Problem requirements - Repeat the material below exactly, with no pictures.

[start of Given records]

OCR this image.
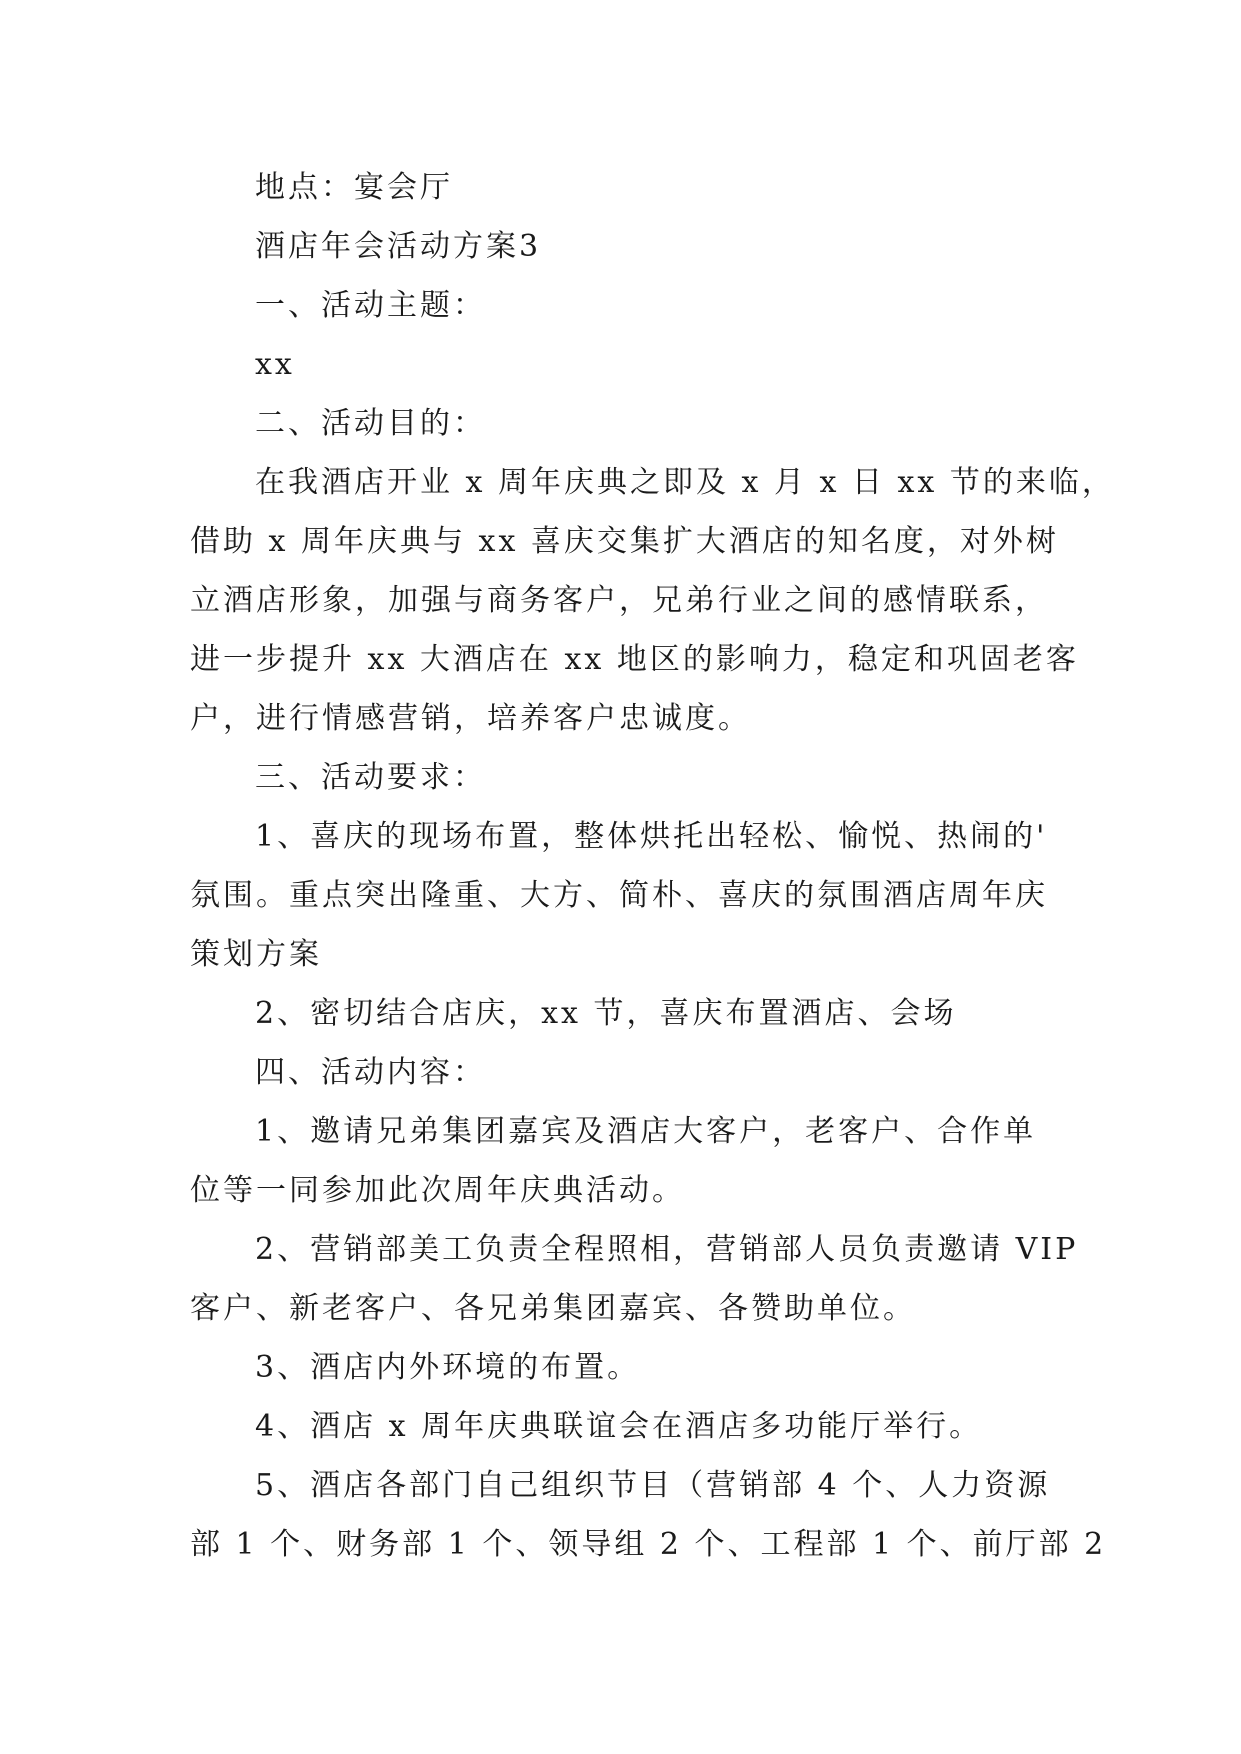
地点：宴会厅
酒店年会活动方案3
一、活动主题：
xx
二、活动目的：
在我酒店开业 x 周年庆典之即及 x 月 x 日 xx 节的来临，
借助 x 周年庆典与 xx 喜庆交集扩大酒店的知名度，对外树
立酒店形象，加强与商务客户，兄弟行业之间的感情联系，
进一步提升 xx 大酒店在 xx 地区的影响力，稳定和巩固老客
户，进行情感营销，培养客户忠诚度。
三、活动要求：
1、喜庆的现场布置，整体烘托出轻松、愉悦、热闹的'
氛围。重点突出隆重、大方、简朴、喜庆的氛围酒店周年庆
策划方案
2、密切结合店庆，xx 节，喜庆布置酒店、会场
四、活动内容：
1、邀请兄弟集团嘉宾及酒店大客户，老客户、合作单
位等一同参加此次周年庆典活动。
2、营销部美工负责全程照相，营销部人员负责邀请 VIP
客户、新老客户、各兄弟集团嘉宾、各赞助单位。
3、酒店内外环境的布置。
4、酒店 x 周年庆典联谊会在酒店多功能厅举行。
5、酒店各部门自己组织节目（营销部 4 个、人力资源
部 1 个、财务部 1 个、领导组 2 个、工程部 1 个、前厅部 2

[end of Given records]

Response to this exercise -
OCR this image.
地点：宴会厅
酒店年会活动方案3
一、活动主题：
xx
二、活动目的：
在我酒店开业 x 周年庆典之即及 x 月 x 日 xx 节的来临，
借助 x 周年庆典与 xx 喜庆交集扩大酒店的知名度，对外树
立酒店形象，加强与商务客户，兄弟行业之间的感情联系，
进一步提升 xx 大酒店在 xx 地区的影响力，稳定和巩固老客
户，进行情感营销，培养客户忠诚度。
三、活动要求：
1、喜庆的现场布置，整体烘托出轻松、愉悦、热闹的'
氛围。重点突出隆重、大方、简朴、喜庆的氛围酒店周年庆
策划方案
2、密切结合店庆，xx 节，喜庆布置酒店、会场
四、活动内容：
1、邀请兄弟集团嘉宾及酒店大客户，老客户、合作单
位等一同参加此次周年庆典活动。
2、营销部美工负责全程照相，营销部人员负责邀请 VIP
客户、新老客户、各兄弟集团嘉宾、各赞助单位。
3、酒店内外环境的布置。
4、酒店 x 周年庆典联谊会在酒店多功能厅举行。
5、酒店各部门自己组织节目（营销部 4 个、人力资源
部 1 个、财务部 1 个、领导组 2 个、工程部 1 个、前厅部 2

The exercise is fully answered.